The problem: Every record below is to be retyped exactly.

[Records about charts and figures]

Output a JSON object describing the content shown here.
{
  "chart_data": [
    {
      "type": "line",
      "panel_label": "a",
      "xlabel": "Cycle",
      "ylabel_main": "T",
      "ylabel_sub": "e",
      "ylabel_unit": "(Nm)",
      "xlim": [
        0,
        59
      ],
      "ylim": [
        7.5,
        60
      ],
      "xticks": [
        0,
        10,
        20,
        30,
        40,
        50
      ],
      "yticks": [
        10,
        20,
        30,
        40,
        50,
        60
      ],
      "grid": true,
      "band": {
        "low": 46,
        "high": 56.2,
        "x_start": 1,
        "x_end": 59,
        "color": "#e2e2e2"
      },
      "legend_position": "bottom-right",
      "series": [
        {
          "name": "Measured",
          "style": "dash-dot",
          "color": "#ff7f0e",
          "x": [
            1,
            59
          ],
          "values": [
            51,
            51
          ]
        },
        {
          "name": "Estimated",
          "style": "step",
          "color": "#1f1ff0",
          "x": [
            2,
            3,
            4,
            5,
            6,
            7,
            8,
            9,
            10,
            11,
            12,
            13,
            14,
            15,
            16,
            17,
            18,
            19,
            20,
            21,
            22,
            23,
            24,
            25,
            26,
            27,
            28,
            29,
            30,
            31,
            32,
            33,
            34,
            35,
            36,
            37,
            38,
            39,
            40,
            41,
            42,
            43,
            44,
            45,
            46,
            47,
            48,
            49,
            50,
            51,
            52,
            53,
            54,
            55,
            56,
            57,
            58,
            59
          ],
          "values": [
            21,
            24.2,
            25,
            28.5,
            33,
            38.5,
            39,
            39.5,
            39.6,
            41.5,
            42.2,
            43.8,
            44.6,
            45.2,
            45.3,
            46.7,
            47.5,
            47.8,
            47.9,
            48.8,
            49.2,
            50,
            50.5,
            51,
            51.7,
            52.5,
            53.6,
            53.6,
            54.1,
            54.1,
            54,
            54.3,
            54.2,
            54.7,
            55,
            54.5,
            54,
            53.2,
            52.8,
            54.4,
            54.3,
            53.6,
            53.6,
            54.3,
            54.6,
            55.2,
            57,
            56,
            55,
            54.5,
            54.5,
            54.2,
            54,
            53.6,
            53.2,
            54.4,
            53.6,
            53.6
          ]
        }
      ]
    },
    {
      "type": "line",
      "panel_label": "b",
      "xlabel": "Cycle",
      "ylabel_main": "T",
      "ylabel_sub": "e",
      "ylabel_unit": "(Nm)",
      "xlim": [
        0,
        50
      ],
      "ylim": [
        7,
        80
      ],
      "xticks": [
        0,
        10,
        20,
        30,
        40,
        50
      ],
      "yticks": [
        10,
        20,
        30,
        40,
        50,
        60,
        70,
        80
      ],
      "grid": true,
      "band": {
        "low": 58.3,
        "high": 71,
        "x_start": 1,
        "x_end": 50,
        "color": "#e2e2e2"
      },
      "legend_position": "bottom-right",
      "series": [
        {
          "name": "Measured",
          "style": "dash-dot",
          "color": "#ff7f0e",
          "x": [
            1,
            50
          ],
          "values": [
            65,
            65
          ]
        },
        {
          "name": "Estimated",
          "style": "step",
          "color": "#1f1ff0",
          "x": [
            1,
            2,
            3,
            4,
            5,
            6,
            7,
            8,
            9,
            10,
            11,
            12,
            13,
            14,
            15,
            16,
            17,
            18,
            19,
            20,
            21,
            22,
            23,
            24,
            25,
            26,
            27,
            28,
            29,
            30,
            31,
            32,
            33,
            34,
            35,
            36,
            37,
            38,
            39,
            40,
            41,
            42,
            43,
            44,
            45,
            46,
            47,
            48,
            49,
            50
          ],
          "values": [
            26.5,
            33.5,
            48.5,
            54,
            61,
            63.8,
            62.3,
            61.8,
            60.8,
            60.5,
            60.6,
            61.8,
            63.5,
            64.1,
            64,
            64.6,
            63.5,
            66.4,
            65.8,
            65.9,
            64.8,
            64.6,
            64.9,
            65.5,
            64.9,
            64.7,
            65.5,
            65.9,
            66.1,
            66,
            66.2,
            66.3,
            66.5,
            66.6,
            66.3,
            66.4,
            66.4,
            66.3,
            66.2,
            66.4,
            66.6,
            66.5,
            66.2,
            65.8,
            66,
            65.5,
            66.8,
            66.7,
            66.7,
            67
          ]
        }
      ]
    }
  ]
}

Result:
Output a JSON object describing the content shown here.
{
  "chart_data": [
    {
      "type": "line",
      "panel_label": "a",
      "xlabel": "Cycle",
      "ylabel_main": "T",
      "ylabel_sub": "e",
      "ylabel_unit": "(Nm)",
      "xlim": [
        0,
        59
      ],
      "ylim": [
        7.5,
        60
      ],
      "xticks": [
        0,
        10,
        20,
        30,
        40,
        50
      ],
      "yticks": [
        10,
        20,
        30,
        40,
        50,
        60
      ],
      "grid": true,
      "band": {
        "low": 46,
        "high": 56.2,
        "x_start": 1,
        "x_end": 59,
        "color": "#e2e2e2"
      },
      "legend_position": "bottom-right",
      "series": [
        {
          "name": "Measured",
          "style": "dash-dot",
          "color": "#ff7f0e",
          "x": [
            1,
            59
          ],
          "values": [
            51,
            51
          ]
        },
        {
          "name": "Estimated",
          "style": "step",
          "color": "#1f1ff0",
          "x": [
            2,
            3,
            4,
            5,
            6,
            7,
            8,
            9,
            10,
            11,
            12,
            13,
            14,
            15,
            16,
            17,
            18,
            19,
            20,
            21,
            22,
            23,
            24,
            25,
            26,
            27,
            28,
            29,
            30,
            31,
            32,
            33,
            34,
            35,
            36,
            37,
            38,
            39,
            40,
            41,
            42,
            43,
            44,
            45,
            46,
            47,
            48,
            49,
            50,
            51,
            52,
            53,
            54,
            55,
            56,
            57,
            58,
            59
          ],
          "values": [
            21,
            24.2,
            25,
            28.5,
            33,
            38.5,
            39,
            39.5,
            39.6,
            41.5,
            42.2,
            43.8,
            44.6,
            45.2,
            45.3,
            46.7,
            47.5,
            47.8,
            47.9,
            48.8,
            49.2,
            50,
            50.5,
            51,
            51.7,
            52.5,
            53.6,
            53.6,
            54.1,
            54.1,
            54,
            54.3,
            54.2,
            54.7,
            55,
            54.5,
            54,
            53.2,
            52.8,
            54.4,
            54.3,
            53.6,
            53.6,
            54.3,
            54.6,
            55.2,
            57,
            56,
            55,
            54.5,
            54.5,
            54.2,
            54,
            53.6,
            53.2,
            54.4,
            53.6,
            53.6
          ]
        }
      ]
    },
    {
      "type": "line",
      "panel_label": "b",
      "xlabel": "Cycle",
      "ylabel_main": "T",
      "ylabel_sub": "e",
      "ylabel_unit": "(Nm)",
      "xlim": [
        0,
        50
      ],
      "ylim": [
        7,
        80
      ],
      "xticks": [
        0,
        10,
        20,
        30,
        40,
        50
      ],
      "yticks": [
        10,
        20,
        30,
        40,
        50,
        60,
        70,
        80
      ],
      "grid": true,
      "band": {
        "low": 58.3,
        "high": 71,
        "x_start": 1,
        "x_end": 50,
        "color": "#e2e2e2"
      },
      "legend_position": "bottom-right",
      "series": [
        {
          "name": "Measured",
          "style": "dash-dot",
          "color": "#ff7f0e",
          "x": [
            1,
            50
          ],
          "values": [
            65,
            65
          ]
        },
        {
          "name": "Estimated",
          "style": "step",
          "color": "#1f1ff0",
          "x": [
            1,
            2,
            3,
            4,
            5,
            6,
            7,
            8,
            9,
            10,
            11,
            12,
            13,
            14,
            15,
            16,
            17,
            18,
            19,
            20,
            21,
            22,
            23,
            24,
            25,
            26,
            27,
            28,
            29,
            30,
            31,
            32,
            33,
            34,
            35,
            36,
            37,
            38,
            39,
            40,
            41,
            42,
            43,
            44,
            45,
            46,
            47,
            48,
            49,
            50
          ],
          "values": [
            26.5,
            33.5,
            48.5,
            54,
            61,
            63.8,
            62.3,
            61.8,
            60.8,
            60.5,
            60.6,
            61.8,
            63.5,
            64.1,
            64,
            64.6,
            63.5,
            66.4,
            65.8,
            65.9,
            64.8,
            64.6,
            64.9,
            65.5,
            64.9,
            64.7,
            65.5,
            65.9,
            66.1,
            66,
            66.2,
            66.3,
            66.5,
            66.6,
            66.3,
            66.4,
            66.4,
            66.3,
            66.2,
            66.4,
            66.6,
            66.5,
            66.2,
            65.8,
            66,
            65.5,
            66.8,
            66.7,
            66.7,
            67
          ]
        }
      ]
    }
  ]
}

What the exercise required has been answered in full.